>> begin Material provided
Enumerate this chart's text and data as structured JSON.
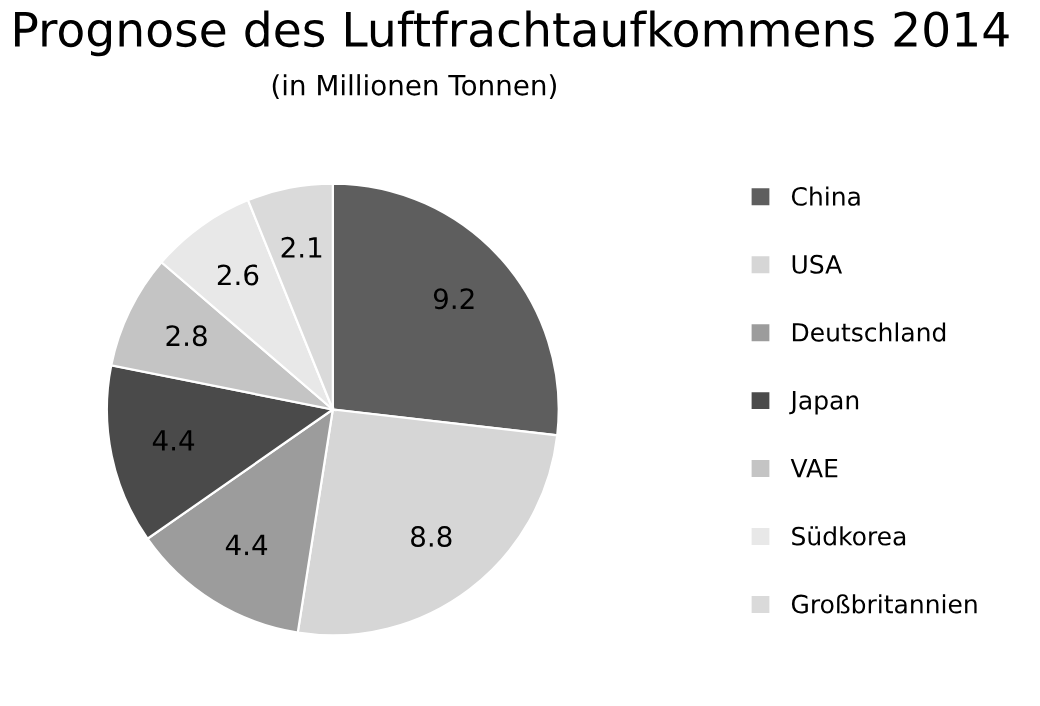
{
  "chart_data": {
    "type": "pie",
    "title": "Prognose des Luftfrachtaufkommens 2014",
    "subtitle": "(in Millionen Tonnen)",
    "categories": [
      "China",
      "USA",
      "Deutschland",
      "Japan",
      "VAE",
      "Südkorea",
      "Großbritannien"
    ],
    "values": [
      9.2,
      8.8,
      4.4,
      4.4,
      2.8,
      2.6,
      2.1
    ],
    "colors": [
      "#5e5e5e",
      "#d6d6d6",
      "#9c9c9c",
      "#4a4a4a",
      "#c4c4c4",
      "#e8e8e8",
      "#dadada"
    ],
    "data_labels": true,
    "legend": "right"
  }
}
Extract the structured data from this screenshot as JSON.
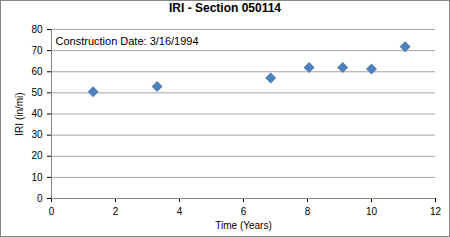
{
  "chart_data": {
    "type": "scatter",
    "title": "IRI - Section 050114",
    "annotation": "Construction Date: 3/16/1994",
    "x_label": "Time (Years)",
    "y_label": "IRI (in/mi)",
    "x": [
      1.3,
      3.3,
      6.85,
      8.05,
      9.1,
      10.0,
      11.05
    ],
    "values": [
      50.5,
      53,
      57,
      62,
      62,
      61.3,
      71.8
    ],
    "color": "#4f81bd",
    "marker": "diamond",
    "xlim": [
      0,
      12
    ],
    "xticks": [
      0,
      2,
      4,
      6,
      8,
      10,
      12
    ],
    "ylim": [
      0,
      80
    ],
    "yticks": [
      0,
      10,
      20,
      30,
      40,
      50,
      60,
      70,
      80
    ],
    "grid": true
  }
}
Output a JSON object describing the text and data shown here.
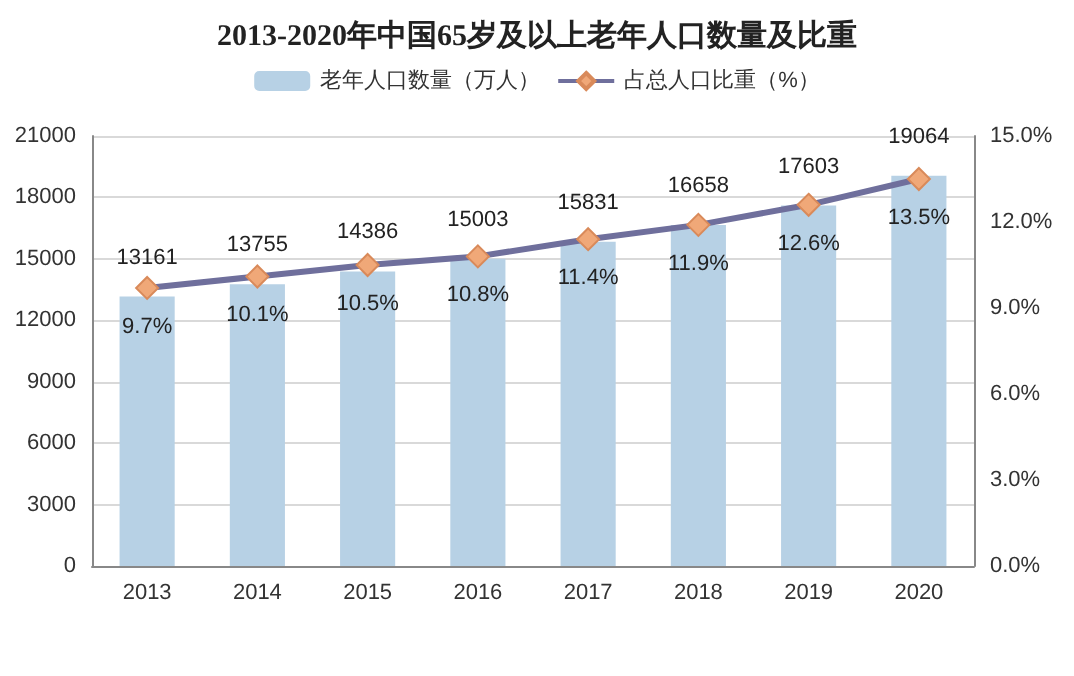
{
  "chart_data": {
    "type": "bar",
    "title": "2013-2020年中国65岁及以上老年人口数量及比重",
    "categories": [
      "2013",
      "2014",
      "2015",
      "2016",
      "2017",
      "2018",
      "2019",
      "2020"
    ],
    "series": [
      {
        "name": "老年人口数量（万人）",
        "color": "#b7d1e5",
        "values": [
          13161,
          13755,
          14386,
          15003,
          15831,
          16658,
          17603,
          19064
        ]
      },
      {
        "name": "占总人口比重（%）",
        "type": "line",
        "axis": "y2",
        "color": "#6f6f9c",
        "marker": "diamond",
        "values": [
          9.7,
          10.1,
          10.5,
          10.8,
          11.4,
          11.9,
          12.6,
          13.5
        ],
        "value_labels": [
          "9.7%",
          "10.1%",
          "10.5%",
          "10.8%",
          "11.4%",
          "11.9%",
          "12.6%",
          "13.5%"
        ]
      }
    ],
    "ylim": [
      0,
      21000
    ],
    "yticks": [
      0,
      3000,
      6000,
      9000,
      12000,
      15000,
      18000,
      21000
    ],
    "y2lim": [
      0,
      15
    ],
    "y2ticks": [
      {
        "value": 0,
        "label": "0.0%"
      },
      {
        "value": 3,
        "label": "3.0%"
      },
      {
        "value": 6,
        "label": "6.0%"
      },
      {
        "value": 9,
        "label": "9.0%"
      },
      {
        "value": 12,
        "label": "12.0%"
      },
      {
        "value": 15,
        "label": "15.0%"
      }
    ],
    "data_labels": true,
    "grid": "y",
    "legend": "top"
  }
}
>> end Material provided
Your instructions: Transcribe the whole listing exactly. Pictures are excluded.

Task result:
Enumerate this chart's text and data as structured JSON.
{
  "chart_data": {
    "type": "pie",
    "title": "Prognose des Luftfrachtaufkommens 2014",
    "subtitle": "(in Millionen Tonnen)",
    "categories": [
      "China",
      "USA",
      "Deutschland",
      "Japan",
      "VAE",
      "Südkorea",
      "Großbritannien"
    ],
    "values": [
      9.2,
      8.8,
      4.4,
      4.4,
      2.8,
      2.6,
      2.1
    ],
    "colors": [
      "#5e5e5e",
      "#d6d6d6",
      "#9c9c9c",
      "#4a4a4a",
      "#c4c4c4",
      "#e8e8e8",
      "#dadada"
    ],
    "data_labels": true,
    "legend": "right"
  }
}
Extract the structured data from this screenshot as JSON.
{
  "chart_data": {
    "type": "scatter",
    "title": "IRI - Section 050114",
    "annotation": "Construction Date: 3/16/1994",
    "x_label": "Time (Years)",
    "y_label": "IRI (in/mi)",
    "x": [
      1.3,
      3.3,
      6.85,
      8.05,
      9.1,
      10.0,
      11.05
    ],
    "values": [
      50.5,
      53,
      57,
      62,
      62,
      61.3,
      71.8
    ],
    "color": "#4f81bd",
    "marker": "diamond",
    "xlim": [
      0,
      12
    ],
    "xticks": [
      0,
      2,
      4,
      6,
      8,
      10,
      12
    ],
    "ylim": [
      0,
      80
    ],
    "yticks": [
      0,
      10,
      20,
      30,
      40,
      50,
      60,
      70,
      80
    ],
    "grid": true
  }
}
Output a JSON object describing the text and data shown here.
{
  "chart_data": {
    "type": "bar",
    "title": "2013-2020年中国65岁及以上老年人口数量及比重",
    "categories": [
      "2013",
      "2014",
      "2015",
      "2016",
      "2017",
      "2018",
      "2019",
      "2020"
    ],
    "series": [
      {
        "name": "老年人口数量（万人）",
        "color": "#b7d1e5",
        "values": [
          13161,
          13755,
          14386,
          15003,
          15831,
          16658,
          17603,
          19064
        ]
      },
      {
        "name": "占总人口比重（%）",
        "type": "line",
        "axis": "y2",
        "color": "#6f6f9c",
        "marker": "diamond",
        "values": [
          9.7,
          10.1,
          10.5,
          10.8,
          11.4,
          11.9,
          12.6,
          13.5
        ],
        "value_labels": [
          "9.7%",
          "10.1%",
          "10.5%",
          "10.8%",
          "11.4%",
          "11.9%",
          "12.6%",
          "13.5%"
        ]
      }
    ],
    "ylim": [
      0,
      21000
    ],
    "yticks": [
      0,
      3000,
      6000,
      9000,
      12000,
      15000,
      18000,
      21000
    ],
    "y2lim": [
      0,
      15
    ],
    "y2ticks": [
      {
        "value": 0,
        "label": "0.0%"
      },
      {
        "value": 3,
        "label": "3.0%"
      },
      {
        "value": 6,
        "label": "6.0%"
      },
      {
        "value": 9,
        "label": "9.0%"
      },
      {
        "value": 12,
        "label": "12.0%"
      },
      {
        "value": 15,
        "label": "15.0%"
      }
    ],
    "data_labels": true,
    "grid": "y",
    "legend": "top"
  }
}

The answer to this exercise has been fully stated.